**Raw records:**
* Begin *
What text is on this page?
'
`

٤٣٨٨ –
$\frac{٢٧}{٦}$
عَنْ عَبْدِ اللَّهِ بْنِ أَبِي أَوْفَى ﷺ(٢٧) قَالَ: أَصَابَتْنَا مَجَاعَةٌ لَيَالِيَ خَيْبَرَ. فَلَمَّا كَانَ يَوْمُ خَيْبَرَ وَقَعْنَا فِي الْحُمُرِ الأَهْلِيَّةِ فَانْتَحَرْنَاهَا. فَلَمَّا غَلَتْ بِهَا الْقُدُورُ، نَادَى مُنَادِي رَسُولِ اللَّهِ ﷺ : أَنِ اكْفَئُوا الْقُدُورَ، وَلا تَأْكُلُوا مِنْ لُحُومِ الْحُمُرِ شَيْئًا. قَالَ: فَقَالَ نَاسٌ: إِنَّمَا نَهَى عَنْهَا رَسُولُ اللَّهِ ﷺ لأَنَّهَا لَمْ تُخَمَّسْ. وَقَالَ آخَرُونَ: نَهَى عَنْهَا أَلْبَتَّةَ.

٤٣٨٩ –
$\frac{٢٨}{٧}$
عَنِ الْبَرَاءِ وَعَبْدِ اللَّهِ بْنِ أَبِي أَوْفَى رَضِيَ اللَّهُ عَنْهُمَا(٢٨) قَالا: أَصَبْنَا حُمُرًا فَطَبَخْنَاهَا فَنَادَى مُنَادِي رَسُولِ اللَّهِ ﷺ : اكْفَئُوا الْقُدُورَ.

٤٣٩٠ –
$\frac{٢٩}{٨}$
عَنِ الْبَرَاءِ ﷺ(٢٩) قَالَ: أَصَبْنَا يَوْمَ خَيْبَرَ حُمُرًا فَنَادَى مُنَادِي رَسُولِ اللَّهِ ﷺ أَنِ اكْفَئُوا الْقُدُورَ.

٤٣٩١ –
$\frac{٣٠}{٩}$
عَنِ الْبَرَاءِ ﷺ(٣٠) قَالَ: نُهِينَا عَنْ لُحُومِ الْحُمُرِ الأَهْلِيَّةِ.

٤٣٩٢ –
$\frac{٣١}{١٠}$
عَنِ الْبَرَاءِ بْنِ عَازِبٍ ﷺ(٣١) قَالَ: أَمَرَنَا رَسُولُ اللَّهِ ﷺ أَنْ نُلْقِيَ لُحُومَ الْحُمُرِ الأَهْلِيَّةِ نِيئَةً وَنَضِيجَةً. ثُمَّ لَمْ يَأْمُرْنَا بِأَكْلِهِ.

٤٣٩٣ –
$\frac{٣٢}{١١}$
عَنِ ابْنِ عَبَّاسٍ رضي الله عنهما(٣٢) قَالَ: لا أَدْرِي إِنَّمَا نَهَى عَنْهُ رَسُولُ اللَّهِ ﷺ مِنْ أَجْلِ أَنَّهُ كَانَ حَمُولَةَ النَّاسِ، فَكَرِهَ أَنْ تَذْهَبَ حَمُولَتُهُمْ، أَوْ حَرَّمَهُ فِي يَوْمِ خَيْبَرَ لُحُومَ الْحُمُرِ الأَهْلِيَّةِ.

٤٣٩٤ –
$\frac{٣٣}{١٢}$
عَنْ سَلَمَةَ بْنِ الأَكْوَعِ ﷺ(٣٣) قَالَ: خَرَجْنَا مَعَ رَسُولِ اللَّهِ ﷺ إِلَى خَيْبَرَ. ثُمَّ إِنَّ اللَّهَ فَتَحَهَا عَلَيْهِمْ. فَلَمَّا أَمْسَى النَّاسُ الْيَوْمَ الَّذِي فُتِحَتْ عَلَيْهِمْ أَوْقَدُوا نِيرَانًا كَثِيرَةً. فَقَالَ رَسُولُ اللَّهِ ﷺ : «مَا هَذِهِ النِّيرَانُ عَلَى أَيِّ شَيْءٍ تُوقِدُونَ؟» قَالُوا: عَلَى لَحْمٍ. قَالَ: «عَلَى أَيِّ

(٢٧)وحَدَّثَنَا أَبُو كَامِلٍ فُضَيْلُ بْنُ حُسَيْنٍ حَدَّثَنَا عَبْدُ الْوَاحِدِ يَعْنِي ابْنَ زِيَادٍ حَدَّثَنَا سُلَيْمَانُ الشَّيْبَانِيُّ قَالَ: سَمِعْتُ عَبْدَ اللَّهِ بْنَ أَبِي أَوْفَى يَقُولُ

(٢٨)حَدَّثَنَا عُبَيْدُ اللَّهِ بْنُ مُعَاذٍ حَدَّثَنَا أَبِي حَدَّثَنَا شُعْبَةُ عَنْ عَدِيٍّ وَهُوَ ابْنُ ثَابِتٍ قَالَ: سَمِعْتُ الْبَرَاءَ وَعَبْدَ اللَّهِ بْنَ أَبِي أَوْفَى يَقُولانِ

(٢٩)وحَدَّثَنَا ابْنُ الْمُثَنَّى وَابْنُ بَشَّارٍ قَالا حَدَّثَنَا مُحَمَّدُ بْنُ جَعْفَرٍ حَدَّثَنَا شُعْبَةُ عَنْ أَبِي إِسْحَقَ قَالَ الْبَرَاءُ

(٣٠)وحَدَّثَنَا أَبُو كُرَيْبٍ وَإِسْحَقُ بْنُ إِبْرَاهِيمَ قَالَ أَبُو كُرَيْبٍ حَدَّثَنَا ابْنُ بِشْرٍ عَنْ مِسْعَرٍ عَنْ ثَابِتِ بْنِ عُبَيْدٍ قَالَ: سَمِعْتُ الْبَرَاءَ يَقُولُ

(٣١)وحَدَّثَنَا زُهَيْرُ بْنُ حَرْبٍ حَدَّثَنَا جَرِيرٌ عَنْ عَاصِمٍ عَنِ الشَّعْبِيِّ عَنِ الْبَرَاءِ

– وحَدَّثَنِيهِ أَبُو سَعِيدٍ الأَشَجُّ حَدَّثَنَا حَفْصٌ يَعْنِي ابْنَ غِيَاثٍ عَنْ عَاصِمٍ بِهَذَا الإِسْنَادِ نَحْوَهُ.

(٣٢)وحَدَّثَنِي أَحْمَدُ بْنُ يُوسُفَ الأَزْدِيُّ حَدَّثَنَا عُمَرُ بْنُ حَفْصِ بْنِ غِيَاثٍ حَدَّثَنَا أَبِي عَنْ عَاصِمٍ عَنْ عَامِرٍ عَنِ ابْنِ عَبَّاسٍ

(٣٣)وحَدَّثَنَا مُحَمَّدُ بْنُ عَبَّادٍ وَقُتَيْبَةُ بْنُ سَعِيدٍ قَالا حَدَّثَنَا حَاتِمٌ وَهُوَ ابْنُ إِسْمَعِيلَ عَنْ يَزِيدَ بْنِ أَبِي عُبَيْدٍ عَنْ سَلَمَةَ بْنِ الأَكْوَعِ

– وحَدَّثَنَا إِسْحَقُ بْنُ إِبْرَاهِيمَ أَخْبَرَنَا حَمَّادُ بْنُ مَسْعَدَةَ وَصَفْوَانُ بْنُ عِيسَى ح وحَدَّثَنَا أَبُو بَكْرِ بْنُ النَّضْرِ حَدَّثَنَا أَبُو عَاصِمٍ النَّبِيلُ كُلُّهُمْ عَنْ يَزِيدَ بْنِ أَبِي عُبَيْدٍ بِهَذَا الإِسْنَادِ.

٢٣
* End *
**Task:** Reproduce the records above exactly as they appear.

**Written reply:**
What text is on this page?
'
`

٤٣٨٨ –
$\frac{٢٧}{٦}$
عَنْ عَبْدِ اللَّهِ بْنِ أَبِي أَوْفَى ﷺ(٢٧) قَالَ: أَصَابَتْنَا مَجَاعَةٌ لَيَالِيَ خَيْبَرَ. فَلَمَّا كَانَ يَوْمُ خَيْبَرَ وَقَعْنَا فِي الْحُمُرِ الأَهْلِيَّةِ فَانْتَحَرْنَاهَا. فَلَمَّا غَلَتْ بِهَا الْقُدُورُ، نَادَى مُنَادِي رَسُولِ اللَّهِ ﷺ : أَنِ اكْفَئُوا الْقُدُورَ، وَلا تَأْكُلُوا مِنْ لُحُومِ الْحُمُرِ شَيْئًا. قَالَ: فَقَالَ نَاسٌ: إِنَّمَا نَهَى عَنْهَا رَسُولُ اللَّهِ ﷺ لأَنَّهَا لَمْ تُخَمَّسْ. وَقَالَ آخَرُونَ: نَهَى عَنْهَا أَلْبَتَّةَ.

٤٣٨٩ –
$\frac{٢٨}{٧}$
عَنِ الْبَرَاءِ وَعَبْدِ اللَّهِ بْنِ أَبِي أَوْفَى رَضِيَ اللَّهُ عَنْهُمَا(٢٨) قَالا: أَصَبْنَا حُمُرًا فَطَبَخْنَاهَا فَنَادَى مُنَادِي رَسُولِ اللَّهِ ﷺ : اكْفَئُوا الْقُدُورَ.

٤٣٩٠ –
$\frac{٢٩}{٨}$
عَنِ الْبَرَاءِ ﷺ(٢٩) قَالَ: أَصَبْنَا يَوْمَ خَيْبَرَ حُمُرًا فَنَادَى مُنَادِي رَسُولِ اللَّهِ ﷺ أَنِ اكْفَئُوا الْقُدُورَ.

٤٣٩١ –
$\frac{٣٠}{٩}$
عَنِ الْبَرَاءِ ﷺ(٣٠) قَالَ: نُهِينَا عَنْ لُحُومِ الْحُمُرِ الأَهْلِيَّةِ.

٤٣٩٢ –
$\frac{٣١}{١٠}$
عَنِ الْبَرَاءِ بْنِ عَازِبٍ ﷺ(٣١) قَالَ: أَمَرَنَا رَسُولُ اللَّهِ ﷺ أَنْ نُلْقِيَ لُحُومَ الْحُمُرِ الأَهْلِيَّةِ نِيئَةً وَنَضِيجَةً. ثُمَّ لَمْ يَأْمُرْنَا بِأَكْلِهِ.

٤٣٩٣ –
$\frac{٣٢}{١١}$
عَنِ ابْنِ عَبَّاسٍ رضي الله عنهما(٣٢) قَالَ: لا أَدْرِي إِنَّمَا نَهَى عَنْهُ رَسُولُ اللَّهِ ﷺ مِنْ أَجْلِ أَنَّهُ كَانَ حَمُولَةَ النَّاسِ، فَكَرِهَ أَنْ تَذْهَبَ حَمُولَتُهُمْ، أَوْ حَرَّمَهُ فِي يَوْمِ خَيْبَرَ لُحُومَ الْحُمُرِ الأَهْلِيَّةِ.

٤٣٩٤ –
$\frac{٣٣}{١٢}$
عَنْ سَلَمَةَ بْنِ الأَكْوَعِ ﷺ(٣٣) قَالَ: خَرَجْنَا مَعَ رَسُولِ اللَّهِ ﷺ إِلَى خَيْبَرَ. ثُمَّ إِنَّ اللَّهَ فَتَحَهَا عَلَيْهِمْ. فَلَمَّا أَمْسَى النَّاسُ الْيَوْمَ الَّذِي فُتِحَتْ عَلَيْهِمْ أَوْقَدُوا نِيرَانًا كَثِيرَةً. فَقَالَ رَسُولُ اللَّهِ ﷺ : «مَا هَذِهِ النِّيرَانُ عَلَى أَيِّ شَيْءٍ تُوقِدُونَ؟» قَالُوا: عَلَى لَحْمٍ. قَالَ: «عَلَى أَيِّ

(٢٧)وحَدَّثَنَا أَبُو كَامِلٍ فُضَيْلُ بْنُ حُسَيْنٍ حَدَّثَنَا عَبْدُ الْوَاحِدِ يَعْنِي ابْنَ زِيَادٍ حَدَّثَنَا سُلَيْمَانُ الشَّيْبَانِيُّ قَالَ: سَمِعْتُ عَبْدَ اللَّهِ بْنَ أَبِي أَوْفَى يَقُولُ

(٢٨)حَدَّثَنَا عُبَيْدُ اللَّهِ بْنُ مُعَاذٍ حَدَّثَنَا أَبِي حَدَّثَنَا شُعْبَةُ عَنْ عَدِيٍّ وَهُوَ ابْنُ ثَابِتٍ قَالَ: سَمِعْتُ الْبَرَاءَ وَعَبْدَ اللَّهِ بْنَ أَبِي أَوْفَى يَقُولانِ

(٢٩)وحَدَّثَنَا ابْنُ الْمُثَنَّى وَابْنُ بَشَّارٍ قَالا حَدَّثَنَا مُحَمَّدُ بْنُ جَعْفَرٍ حَدَّثَنَا شُعْبَةُ عَنْ أَبِي إِسْحَقَ قَالَ الْبَرَاءُ

(٣٠)وحَدَّثَنَا أَبُو كُرَيْبٍ وَإِسْحَقُ بْنُ إِبْرَاهِيمَ قَالَ أَبُو كُرَيْبٍ حَدَّثَنَا ابْنُ بِشْرٍ عَنْ مِسْعَرٍ عَنْ ثَابِتِ بْنِ عُبَيْدٍ قَالَ: سَمِعْتُ الْبَرَاءَ يَقُولُ

(٣١)وحَدَّثَنَا زُهَيْرُ بْنُ حَرْبٍ حَدَّثَنَا جَرِيرٌ عَنْ عَاصِمٍ عَنِ الشَّعْبِيِّ عَنِ الْبَرَاءِ

– وحَدَّثَنِيهِ أَبُو سَعِيدٍ الأَشَجُّ حَدَّثَنَا حَفْصٌ يَعْنِي ابْنَ غِيَاثٍ عَنْ عَاصِمٍ بِهَذَا الإِسْنَادِ نَحْوَهُ.

(٣٢)وحَدَّثَنِي أَحْمَدُ بْنُ يُوسُفَ الأَزْدِيُّ حَدَّثَنَا عُمَرُ بْنُ حَفْصِ بْنِ غِيَاثٍ حَدَّثَنَا أَبِي عَنْ عَاصِمٍ عَنْ عَامِرٍ عَنِ ابْنِ عَبَّاسٍ

(٣٣)وحَدَّثَنَا مُحَمَّدُ بْنُ عَبَّادٍ وَقُتَيْبَةُ بْنُ سَعِيدٍ قَالا حَدَّثَنَا حَاتِمٌ وَهُوَ ابْنُ إِسْمَعِيلَ عَنْ يَزِيدَ بْنِ أَبِي عُبَيْدٍ عَنْ سَلَمَةَ بْنِ الأَكْوَعِ

– وحَدَّثَنَا إِسْحَقُ بْنُ إِبْرَاهِيمَ أَخْبَرَنَا حَمَّادُ بْنُ مَسْعَدَةَ وَصَفْوَانُ بْنُ عِيسَى ح وحَدَّثَنَا أَبُو بَكْرِ بْنُ النَّضْرِ حَدَّثَنَا أَبُو عَاصِمٍ النَّبِيلُ كُلُّهُمْ عَنْ يَزِيدَ بْنِ أَبِي عُبَيْدٍ بِهَذَا الإِسْنَادِ.

٢٣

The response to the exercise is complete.